What the task asks
Retype the whole listing below, character for character.

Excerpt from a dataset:

·····

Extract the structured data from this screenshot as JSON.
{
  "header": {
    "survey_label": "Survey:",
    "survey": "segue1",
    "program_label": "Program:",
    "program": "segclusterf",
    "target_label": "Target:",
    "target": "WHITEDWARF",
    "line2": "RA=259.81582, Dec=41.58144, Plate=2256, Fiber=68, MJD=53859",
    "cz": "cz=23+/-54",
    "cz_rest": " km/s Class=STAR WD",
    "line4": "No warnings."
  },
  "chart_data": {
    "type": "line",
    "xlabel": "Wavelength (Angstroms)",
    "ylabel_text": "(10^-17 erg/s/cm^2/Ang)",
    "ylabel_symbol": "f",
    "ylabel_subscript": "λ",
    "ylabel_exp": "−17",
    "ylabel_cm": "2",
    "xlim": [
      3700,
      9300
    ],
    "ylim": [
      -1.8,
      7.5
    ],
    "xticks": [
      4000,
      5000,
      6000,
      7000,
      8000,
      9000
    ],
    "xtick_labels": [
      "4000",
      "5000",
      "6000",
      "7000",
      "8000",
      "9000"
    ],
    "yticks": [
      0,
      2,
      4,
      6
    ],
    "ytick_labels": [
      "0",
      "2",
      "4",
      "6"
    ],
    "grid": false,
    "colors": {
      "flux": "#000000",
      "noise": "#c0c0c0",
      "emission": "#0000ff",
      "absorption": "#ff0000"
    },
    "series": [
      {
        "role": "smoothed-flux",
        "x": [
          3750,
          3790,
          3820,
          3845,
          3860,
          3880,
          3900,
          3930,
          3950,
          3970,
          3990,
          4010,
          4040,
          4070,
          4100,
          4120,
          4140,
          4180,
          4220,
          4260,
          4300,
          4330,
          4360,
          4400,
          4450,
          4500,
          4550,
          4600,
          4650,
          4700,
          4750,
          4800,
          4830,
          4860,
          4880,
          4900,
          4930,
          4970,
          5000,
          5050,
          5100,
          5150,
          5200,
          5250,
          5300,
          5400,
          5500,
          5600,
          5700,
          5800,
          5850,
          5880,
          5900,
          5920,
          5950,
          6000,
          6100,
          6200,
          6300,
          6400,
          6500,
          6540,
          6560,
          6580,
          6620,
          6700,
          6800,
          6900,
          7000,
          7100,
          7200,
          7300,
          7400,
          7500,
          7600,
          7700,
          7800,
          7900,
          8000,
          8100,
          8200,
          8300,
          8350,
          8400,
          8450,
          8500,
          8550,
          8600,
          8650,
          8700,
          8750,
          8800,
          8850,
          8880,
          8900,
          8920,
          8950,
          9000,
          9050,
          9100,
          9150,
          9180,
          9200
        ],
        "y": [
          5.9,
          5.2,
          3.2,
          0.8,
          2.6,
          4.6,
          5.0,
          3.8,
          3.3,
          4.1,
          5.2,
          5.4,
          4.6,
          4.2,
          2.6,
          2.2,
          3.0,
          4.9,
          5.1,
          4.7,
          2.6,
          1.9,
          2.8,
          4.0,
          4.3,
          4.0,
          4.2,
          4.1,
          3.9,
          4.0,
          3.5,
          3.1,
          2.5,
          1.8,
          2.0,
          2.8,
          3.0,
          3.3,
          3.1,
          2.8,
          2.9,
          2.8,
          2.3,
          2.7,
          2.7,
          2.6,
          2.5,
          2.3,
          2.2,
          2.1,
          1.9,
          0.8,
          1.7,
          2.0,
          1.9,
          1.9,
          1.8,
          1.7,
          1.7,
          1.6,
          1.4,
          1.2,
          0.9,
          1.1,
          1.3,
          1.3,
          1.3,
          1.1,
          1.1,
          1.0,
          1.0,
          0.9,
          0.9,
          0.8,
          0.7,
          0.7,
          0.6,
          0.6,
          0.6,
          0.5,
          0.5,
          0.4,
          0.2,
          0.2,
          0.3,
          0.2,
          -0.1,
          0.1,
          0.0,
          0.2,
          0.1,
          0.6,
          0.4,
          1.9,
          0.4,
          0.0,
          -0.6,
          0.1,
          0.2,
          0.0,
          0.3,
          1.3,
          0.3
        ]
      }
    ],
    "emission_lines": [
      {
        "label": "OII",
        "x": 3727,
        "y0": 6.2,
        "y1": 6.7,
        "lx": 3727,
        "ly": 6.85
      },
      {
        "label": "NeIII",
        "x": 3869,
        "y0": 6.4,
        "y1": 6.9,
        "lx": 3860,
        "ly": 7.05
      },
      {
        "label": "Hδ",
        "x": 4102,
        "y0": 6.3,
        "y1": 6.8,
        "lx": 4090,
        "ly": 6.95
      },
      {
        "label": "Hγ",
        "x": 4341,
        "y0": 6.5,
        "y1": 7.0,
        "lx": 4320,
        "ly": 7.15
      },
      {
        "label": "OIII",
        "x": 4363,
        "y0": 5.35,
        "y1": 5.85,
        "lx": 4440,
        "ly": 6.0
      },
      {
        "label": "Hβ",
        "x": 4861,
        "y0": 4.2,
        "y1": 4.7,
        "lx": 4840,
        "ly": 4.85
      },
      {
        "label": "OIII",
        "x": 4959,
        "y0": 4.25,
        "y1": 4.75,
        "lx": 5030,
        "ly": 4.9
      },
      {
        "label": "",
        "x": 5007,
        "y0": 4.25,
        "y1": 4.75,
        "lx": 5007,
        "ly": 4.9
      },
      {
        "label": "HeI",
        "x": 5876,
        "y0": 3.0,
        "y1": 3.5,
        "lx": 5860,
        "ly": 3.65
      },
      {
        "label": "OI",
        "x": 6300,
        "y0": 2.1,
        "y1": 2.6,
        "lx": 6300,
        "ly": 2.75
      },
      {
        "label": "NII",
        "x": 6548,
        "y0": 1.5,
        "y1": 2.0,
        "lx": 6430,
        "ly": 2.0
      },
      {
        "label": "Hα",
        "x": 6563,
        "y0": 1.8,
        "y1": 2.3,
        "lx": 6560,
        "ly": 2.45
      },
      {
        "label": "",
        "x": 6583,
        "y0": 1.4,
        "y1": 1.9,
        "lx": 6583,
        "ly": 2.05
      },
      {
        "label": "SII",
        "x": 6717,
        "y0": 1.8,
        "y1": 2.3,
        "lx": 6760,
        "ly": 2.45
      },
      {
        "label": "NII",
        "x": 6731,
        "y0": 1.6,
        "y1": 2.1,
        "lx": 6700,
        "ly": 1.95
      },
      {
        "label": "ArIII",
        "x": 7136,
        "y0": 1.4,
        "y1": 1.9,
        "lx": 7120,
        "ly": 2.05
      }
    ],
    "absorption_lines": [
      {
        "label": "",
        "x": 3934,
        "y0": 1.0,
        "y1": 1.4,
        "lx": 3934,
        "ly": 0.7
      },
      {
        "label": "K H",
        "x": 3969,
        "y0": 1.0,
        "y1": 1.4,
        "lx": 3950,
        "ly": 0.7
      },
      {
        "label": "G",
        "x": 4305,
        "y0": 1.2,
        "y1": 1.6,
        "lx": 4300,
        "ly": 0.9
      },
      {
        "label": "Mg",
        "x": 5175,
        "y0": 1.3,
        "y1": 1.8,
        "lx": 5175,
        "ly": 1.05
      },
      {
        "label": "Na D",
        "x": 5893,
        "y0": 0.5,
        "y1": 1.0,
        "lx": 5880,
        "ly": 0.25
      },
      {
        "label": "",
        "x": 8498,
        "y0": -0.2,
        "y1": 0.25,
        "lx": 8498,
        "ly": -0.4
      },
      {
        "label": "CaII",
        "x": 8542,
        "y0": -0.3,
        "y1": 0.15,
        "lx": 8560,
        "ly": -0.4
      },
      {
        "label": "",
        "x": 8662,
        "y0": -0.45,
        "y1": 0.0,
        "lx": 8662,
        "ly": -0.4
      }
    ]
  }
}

·····

Exercise output
Extract the structured data from this screenshot as JSON.
{
  "header": {
    "survey_label": "Survey:",
    "survey": "segue1",
    "program_label": "Program:",
    "program": "segclusterf",
    "target_label": "Target:",
    "target": "WHITEDWARF",
    "line2": "RA=259.81582, Dec=41.58144, Plate=2256, Fiber=68, MJD=53859",
    "cz": "cz=23+/-54",
    "cz_rest": " km/s Class=STAR WD",
    "line4": "No warnings."
  },
  "chart_data": {
    "type": "line",
    "xlabel": "Wavelength (Angstroms)",
    "ylabel_text": "(10^-17 erg/s/cm^2/Ang)",
    "ylabel_symbol": "f",
    "ylabel_subscript": "λ",
    "ylabel_exp": "−17",
    "ylabel_cm": "2",
    "xlim": [
      3700,
      9300
    ],
    "ylim": [
      -1.8,
      7.5
    ],
    "xticks": [
      4000,
      5000,
      6000,
      7000,
      8000,
      9000
    ],
    "xtick_labels": [
      "4000",
      "5000",
      "6000",
      "7000",
      "8000",
      "9000"
    ],
    "yticks": [
      0,
      2,
      4,
      6
    ],
    "ytick_labels": [
      "0",
      "2",
      "4",
      "6"
    ],
    "grid": false,
    "colors": {
      "flux": "#000000",
      "noise": "#c0c0c0",
      "emission": "#0000ff",
      "absorption": "#ff0000"
    },
    "series": [
      {
        "role": "smoothed-flux",
        "x": [
          3750,
          3790,
          3820,
          3845,
          3860,
          3880,
          3900,
          3930,
          3950,
          3970,
          3990,
          4010,
          4040,
          4070,
          4100,
          4120,
          4140,
          4180,
          4220,
          4260,
          4300,
          4330,
          4360,
          4400,
          4450,
          4500,
          4550,
          4600,
          4650,
          4700,
          4750,
          4800,
          4830,
          4860,
          4880,
          4900,
          4930,
          4970,
          5000,
          5050,
          5100,
          5150,
          5200,
          5250,
          5300,
          5400,
          5500,
          5600,
          5700,
          5800,
          5850,
          5880,
          5900,
          5920,
          5950,
          6000,
          6100,
          6200,
          6300,
          6400,
          6500,
          6540,
          6560,
          6580,
          6620,
          6700,
          6800,
          6900,
          7000,
          7100,
          7200,
          7300,
          7400,
          7500,
          7600,
          7700,
          7800,
          7900,
          8000,
          8100,
          8200,
          8300,
          8350,
          8400,
          8450,
          8500,
          8550,
          8600,
          8650,
          8700,
          8750,
          8800,
          8850,
          8880,
          8900,
          8920,
          8950,
          9000,
          9050,
          9100,
          9150,
          9180,
          9200
        ],
        "y": [
          5.9,
          5.2,
          3.2,
          0.8,
          2.6,
          4.6,
          5.0,
          3.8,
          3.3,
          4.1,
          5.2,
          5.4,
          4.6,
          4.2,
          2.6,
          2.2,
          3.0,
          4.9,
          5.1,
          4.7,
          2.6,
          1.9,
          2.8,
          4.0,
          4.3,
          4.0,
          4.2,
          4.1,
          3.9,
          4.0,
          3.5,
          3.1,
          2.5,
          1.8,
          2.0,
          2.8,
          3.0,
          3.3,
          3.1,
          2.8,
          2.9,
          2.8,
          2.3,
          2.7,
          2.7,
          2.6,
          2.5,
          2.3,
          2.2,
          2.1,
          1.9,
          0.8,
          1.7,
          2.0,
          1.9,
          1.9,
          1.8,
          1.7,
          1.7,
          1.6,
          1.4,
          1.2,
          0.9,
          1.1,
          1.3,
          1.3,
          1.3,
          1.1,
          1.1,
          1.0,
          1.0,
          0.9,
          0.9,
          0.8,
          0.7,
          0.7,
          0.6,
          0.6,
          0.6,
          0.5,
          0.5,
          0.4,
          0.2,
          0.2,
          0.3,
          0.2,
          -0.1,
          0.1,
          0.0,
          0.2,
          0.1,
          0.6,
          0.4,
          1.9,
          0.4,
          0.0,
          -0.6,
          0.1,
          0.2,
          0.0,
          0.3,
          1.3,
          0.3
        ]
      }
    ],
    "emission_lines": [
      {
        "label": "OII",
        "x": 3727,
        "y0": 6.2,
        "y1": 6.7,
        "lx": 3727,
        "ly": 6.85
      },
      {
        "label": "NeIII",
        "x": 3869,
        "y0": 6.4,
        "y1": 6.9,
        "lx": 3860,
        "ly": 7.05
      },
      {
        "label": "Hδ",
        "x": 4102,
        "y0": 6.3,
        "y1": 6.8,
        "lx": 4090,
        "ly": 6.95
      },
      {
        "label": "Hγ",
        "x": 4341,
        "y0": 6.5,
        "y1": 7.0,
        "lx": 4320,
        "ly": 7.15
      },
      {
        "label": "OIII",
        "x": 4363,
        "y0": 5.35,
        "y1": 5.85,
        "lx": 4440,
        "ly": 6.0
      },
      {
        "label": "Hβ",
        "x": 4861,
        "y0": 4.2,
        "y1": 4.7,
        "lx": 4840,
        "ly": 4.85
      },
      {
        "label": "OIII",
        "x": 4959,
        "y0": 4.25,
        "y1": 4.75,
        "lx": 5030,
        "ly": 4.9
      },
      {
        "label": "",
        "x": 5007,
        "y0": 4.25,
        "y1": 4.75,
        "lx": 5007,
        "ly": 4.9
      },
      {
        "label": "HeI",
        "x": 5876,
        "y0": 3.0,
        "y1": 3.5,
        "lx": 5860,
        "ly": 3.65
      },
      {
        "label": "OI",
        "x": 6300,
        "y0": 2.1,
        "y1": 2.6,
        "lx": 6300,
        "ly": 2.75
      },
      {
        "label": "NII",
        "x": 6548,
        "y0": 1.5,
        "y1": 2.0,
        "lx": 6430,
        "ly": 2.0
      },
      {
        "label": "Hα",
        "x": 6563,
        "y0": 1.8,
        "y1": 2.3,
        "lx": 6560,
        "ly": 2.45
      },
      {
        "label": "",
        "x": 6583,
        "y0": 1.4,
        "y1": 1.9,
        "lx": 6583,
        "ly": 2.05
      },
      {
        "label": "SII",
        "x": 6717,
        "y0": 1.8,
        "y1": 2.3,
        "lx": 6760,
        "ly": 2.45
      },
      {
        "label": "NII",
        "x": 6731,
        "y0": 1.6,
        "y1": 2.1,
        "lx": 6700,
        "ly": 1.95
      },
      {
        "label": "ArIII",
        "x": 7136,
        "y0": 1.4,
        "y1": 1.9,
        "lx": 7120,
        "ly": 2.05
      }
    ],
    "absorption_lines": [
      {
        "label": "",
        "x": 3934,
        "y0": 1.0,
        "y1": 1.4,
        "lx": 3934,
        "ly": 0.7
      },
      {
        "label": "K H",
        "x": 3969,
        "y0": 1.0,
        "y1": 1.4,
        "lx": 3950,
        "ly": 0.7
      },
      {
        "label": "G",
        "x": 4305,
        "y0": 1.2,
        "y1": 1.6,
        "lx": 4300,
        "ly": 0.9
      },
      {
        "label": "Mg",
        "x": 5175,
        "y0": 1.3,
        "y1": 1.8,
        "lx": 5175,
        "ly": 1.05
      },
      {
        "label": "Na D",
        "x": 5893,
        "y0": 0.5,
        "y1": 1.0,
        "lx": 5880,
        "ly": 0.25
      },
      {
        "label": "",
        "x": 8498,
        "y0": -0.2,
        "y1": 0.25,
        "lx": 8498,
        "ly": -0.4
      },
      {
        "label": "CaII",
        "x": 8542,
        "y0": -0.3,
        "y1": 0.15,
        "lx": 8560,
        "ly": -0.4
      },
      {
        "label": "",
        "x": 8662,
        "y0": -0.45,
        "y1": 0.0,
        "lx": 8662,
        "ly": -0.4
      }
    ]
  }
}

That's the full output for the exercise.